◆ MATERIAL ◆
= = =
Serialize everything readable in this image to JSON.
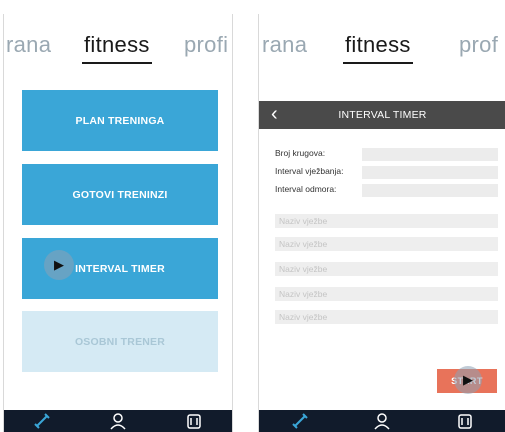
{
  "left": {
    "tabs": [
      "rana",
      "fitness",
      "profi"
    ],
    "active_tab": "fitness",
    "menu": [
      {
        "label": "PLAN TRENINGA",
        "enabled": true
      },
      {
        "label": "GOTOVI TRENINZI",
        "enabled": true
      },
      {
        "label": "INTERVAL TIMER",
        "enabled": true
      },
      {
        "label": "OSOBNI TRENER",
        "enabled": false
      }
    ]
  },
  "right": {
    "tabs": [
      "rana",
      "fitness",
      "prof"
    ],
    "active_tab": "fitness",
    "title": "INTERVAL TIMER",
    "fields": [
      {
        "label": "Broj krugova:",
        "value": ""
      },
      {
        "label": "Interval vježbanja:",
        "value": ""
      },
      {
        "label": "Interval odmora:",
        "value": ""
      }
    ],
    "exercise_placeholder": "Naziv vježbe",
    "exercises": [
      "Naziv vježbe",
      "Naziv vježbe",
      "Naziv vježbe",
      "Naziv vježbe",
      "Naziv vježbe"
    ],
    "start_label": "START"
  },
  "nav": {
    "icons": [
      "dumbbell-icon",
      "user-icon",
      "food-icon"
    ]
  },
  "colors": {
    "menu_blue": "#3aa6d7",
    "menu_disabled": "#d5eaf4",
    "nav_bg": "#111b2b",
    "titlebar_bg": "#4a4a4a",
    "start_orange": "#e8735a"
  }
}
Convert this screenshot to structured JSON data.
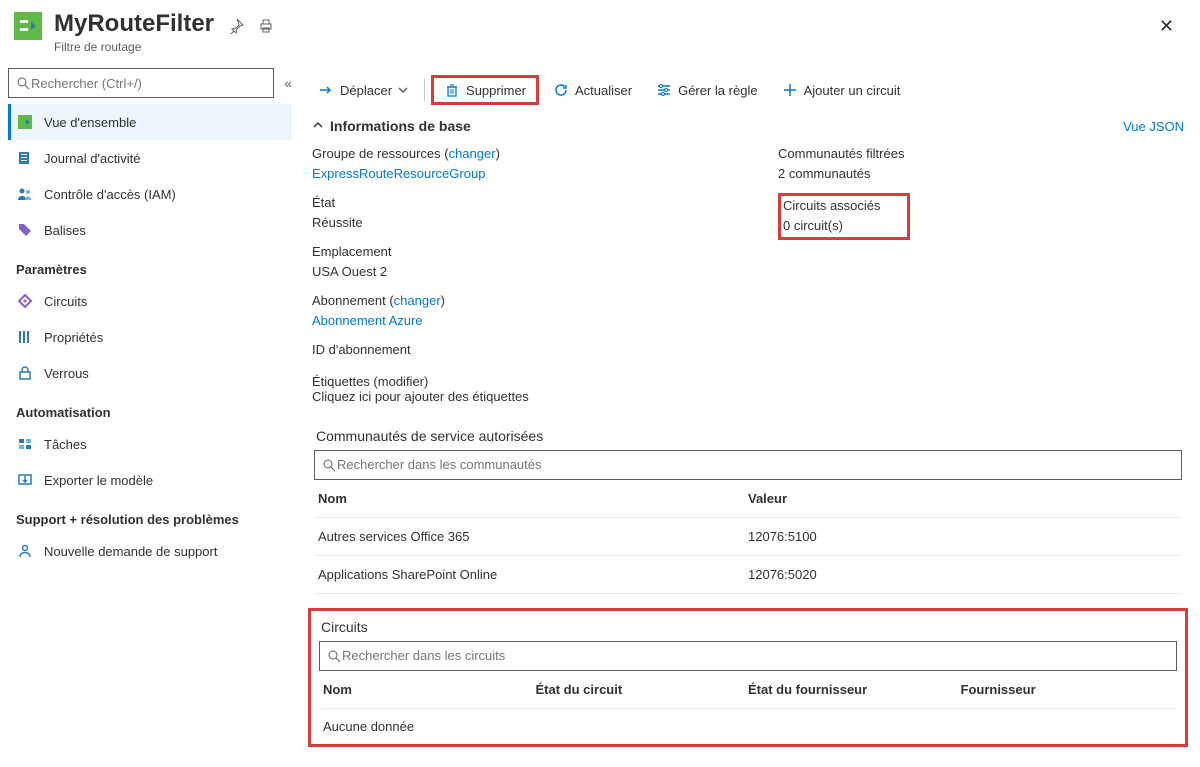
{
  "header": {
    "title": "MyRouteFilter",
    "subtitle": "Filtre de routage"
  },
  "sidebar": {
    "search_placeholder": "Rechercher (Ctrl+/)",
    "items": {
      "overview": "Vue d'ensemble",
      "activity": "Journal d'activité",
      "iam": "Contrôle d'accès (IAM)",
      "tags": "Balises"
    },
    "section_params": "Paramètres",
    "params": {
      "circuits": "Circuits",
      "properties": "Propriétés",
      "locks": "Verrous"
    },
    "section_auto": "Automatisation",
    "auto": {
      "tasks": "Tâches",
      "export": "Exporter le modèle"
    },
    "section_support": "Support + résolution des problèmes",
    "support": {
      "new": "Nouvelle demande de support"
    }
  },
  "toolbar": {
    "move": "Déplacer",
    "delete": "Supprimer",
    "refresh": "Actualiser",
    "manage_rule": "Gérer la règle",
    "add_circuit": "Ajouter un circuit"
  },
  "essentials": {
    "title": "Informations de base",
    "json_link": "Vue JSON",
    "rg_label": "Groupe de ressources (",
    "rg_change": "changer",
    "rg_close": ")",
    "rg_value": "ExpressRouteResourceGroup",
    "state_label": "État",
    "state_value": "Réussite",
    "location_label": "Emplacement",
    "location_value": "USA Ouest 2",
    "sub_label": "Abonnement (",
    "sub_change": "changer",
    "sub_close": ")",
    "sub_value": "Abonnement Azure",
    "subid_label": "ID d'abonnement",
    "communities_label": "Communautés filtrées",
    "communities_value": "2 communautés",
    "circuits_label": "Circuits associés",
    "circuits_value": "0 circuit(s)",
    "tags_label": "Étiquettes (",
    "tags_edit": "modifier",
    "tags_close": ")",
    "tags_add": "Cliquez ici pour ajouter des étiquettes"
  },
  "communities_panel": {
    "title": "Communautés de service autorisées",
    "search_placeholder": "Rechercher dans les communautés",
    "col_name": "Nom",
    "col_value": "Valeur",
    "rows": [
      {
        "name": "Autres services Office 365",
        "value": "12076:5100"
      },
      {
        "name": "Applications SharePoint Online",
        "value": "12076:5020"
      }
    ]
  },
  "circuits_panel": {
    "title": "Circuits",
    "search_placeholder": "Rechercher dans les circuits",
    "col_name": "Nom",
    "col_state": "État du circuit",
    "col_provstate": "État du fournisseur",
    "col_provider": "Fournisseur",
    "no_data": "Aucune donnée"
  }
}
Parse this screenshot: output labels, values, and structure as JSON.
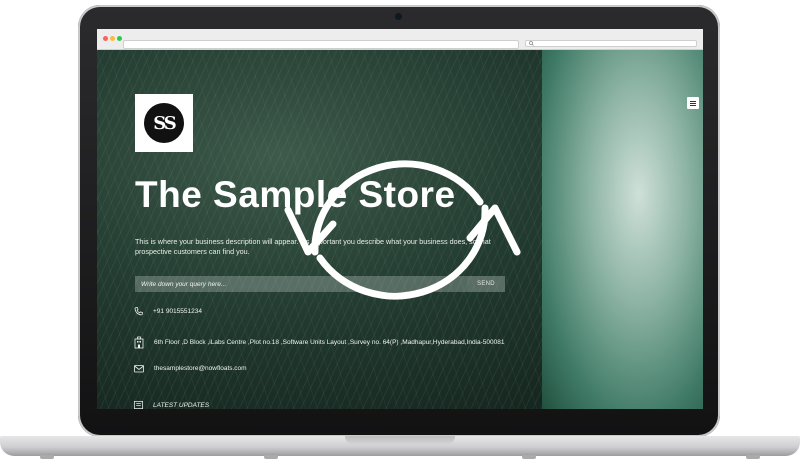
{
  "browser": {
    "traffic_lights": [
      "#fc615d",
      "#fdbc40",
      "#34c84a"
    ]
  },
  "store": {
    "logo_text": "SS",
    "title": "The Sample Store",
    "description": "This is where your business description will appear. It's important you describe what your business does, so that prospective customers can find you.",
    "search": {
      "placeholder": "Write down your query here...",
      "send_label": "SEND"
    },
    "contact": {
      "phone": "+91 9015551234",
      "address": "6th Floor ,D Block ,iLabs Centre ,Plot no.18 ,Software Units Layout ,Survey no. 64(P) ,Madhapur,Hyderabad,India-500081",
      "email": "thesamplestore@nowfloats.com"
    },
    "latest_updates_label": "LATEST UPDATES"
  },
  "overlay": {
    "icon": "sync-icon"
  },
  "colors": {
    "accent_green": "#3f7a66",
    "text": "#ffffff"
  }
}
= = =
Quote each line of the listing exactly, but leave the pictures out.

Serialize everything readable in this image to JSON.
{
  "left": {
    "tabs": [
      "rana",
      "fitness",
      "profi"
    ],
    "active_tab": "fitness",
    "menu": [
      {
        "label": "PLAN TRENINGA",
        "enabled": true
      },
      {
        "label": "GOTOVI TRENINZI",
        "enabled": true
      },
      {
        "label": "INTERVAL TIMER",
        "enabled": true
      },
      {
        "label": "OSOBNI TRENER",
        "enabled": false
      }
    ]
  },
  "right": {
    "tabs": [
      "rana",
      "fitness",
      "prof"
    ],
    "active_tab": "fitness",
    "title": "INTERVAL TIMER",
    "fields": [
      {
        "label": "Broj krugova:",
        "value": ""
      },
      {
        "label": "Interval vježbanja:",
        "value": ""
      },
      {
        "label": "Interval odmora:",
        "value": ""
      }
    ],
    "exercise_placeholder": "Naziv vježbe",
    "exercises": [
      "Naziv vježbe",
      "Naziv vježbe",
      "Naziv vježbe",
      "Naziv vježbe",
      "Naziv vježbe"
    ],
    "start_label": "START"
  },
  "nav": {
    "icons": [
      "dumbbell-icon",
      "user-icon",
      "food-icon"
    ]
  },
  "colors": {
    "menu_blue": "#3aa6d7",
    "menu_disabled": "#d5eaf4",
    "nav_bg": "#111b2b",
    "titlebar_bg": "#4a4a4a",
    "start_orange": "#e8735a"
  }
}
Convert this screenshot to structured JSON data.
{
  "header": {
    "title": "MyRouteFilter",
    "subtitle": "Filtre de routage"
  },
  "sidebar": {
    "search_placeholder": "Rechercher (Ctrl+/)",
    "items": {
      "overview": "Vue d'ensemble",
      "activity": "Journal d'activité",
      "iam": "Contrôle d'accès (IAM)",
      "tags": "Balises"
    },
    "section_params": "Paramètres",
    "params": {
      "circuits": "Circuits",
      "properties": "Propriétés",
      "locks": "Verrous"
    },
    "section_auto": "Automatisation",
    "auto": {
      "tasks": "Tâches",
      "export": "Exporter le modèle"
    },
    "section_support": "Support + résolution des problèmes",
    "support": {
      "new": "Nouvelle demande de support"
    }
  },
  "toolbar": {
    "move": "Déplacer",
    "delete": "Supprimer",
    "refresh": "Actualiser",
    "manage_rule": "Gérer la règle",
    "add_circuit": "Ajouter un circuit"
  },
  "essentials": {
    "title": "Informations de base",
    "json_link": "Vue JSON",
    "rg_label": "Groupe de ressources (",
    "rg_change": "changer",
    "rg_close": ")",
    "rg_value": "ExpressRouteResourceGroup",
    "state_label": "État",
    "state_value": "Réussite",
    "location_label": "Emplacement",
    "location_value": "USA Ouest 2",
    "sub_label": "Abonnement (",
    "sub_change": "changer",
    "sub_close": ")",
    "sub_value": "Abonnement Azure",
    "subid_label": "ID d'abonnement",
    "communities_label": "Communautés filtrées",
    "communities_value": "2 communautés",
    "circuits_label": "Circuits associés",
    "circuits_value": "0 circuit(s)",
    "tags_label": "Étiquettes (",
    "tags_edit": "modifier",
    "tags_close": ")",
    "tags_add": "Cliquez ici pour ajouter des étiquettes"
  },
  "communities_panel": {
    "title": "Communautés de service autorisées",
    "search_placeholder": "Rechercher dans les communautés",
    "col_name": "Nom",
    "col_value": "Valeur",
    "rows": [
      {
        "name": "Autres services Office 365",
        "value": "12076:5100"
      },
      {
        "name": "Applications SharePoint Online",
        "value": "12076:5020"
      }
    ]
  },
  "circuits_panel": {
    "title": "Circuits",
    "search_placeholder": "Rechercher dans les circuits",
    "col_name": "Nom",
    "col_state": "État du circuit",
    "col_provstate": "État du fournisseur",
    "col_provider": "Fournisseur",
    "no_data": "Aucune donnée"
  }
}
Parse this screenshot: output labels, values, and structure as JSON.
{
  "browser": {
    "traffic_lights": [
      "#fc615d",
      "#fdbc40",
      "#34c84a"
    ]
  },
  "store": {
    "logo_text": "SS",
    "title": "The Sample Store",
    "description": "This is where your business description will appear. It's important you describe what your business does, so that prospective customers can find you.",
    "search": {
      "placeholder": "Write down your query here...",
      "send_label": "SEND"
    },
    "contact": {
      "phone": "+91 9015551234",
      "address": "6th Floor ,D Block ,iLabs Centre ,Plot no.18 ,Software Units Layout ,Survey no. 64(P) ,Madhapur,Hyderabad,India-500081",
      "email": "thesamplestore@nowfloats.com"
    },
    "latest_updates_label": "LATEST UPDATES"
  },
  "overlay": {
    "icon": "sync-icon"
  },
  "colors": {
    "accent_green": "#3f7a66",
    "text": "#ffffff"
  }
}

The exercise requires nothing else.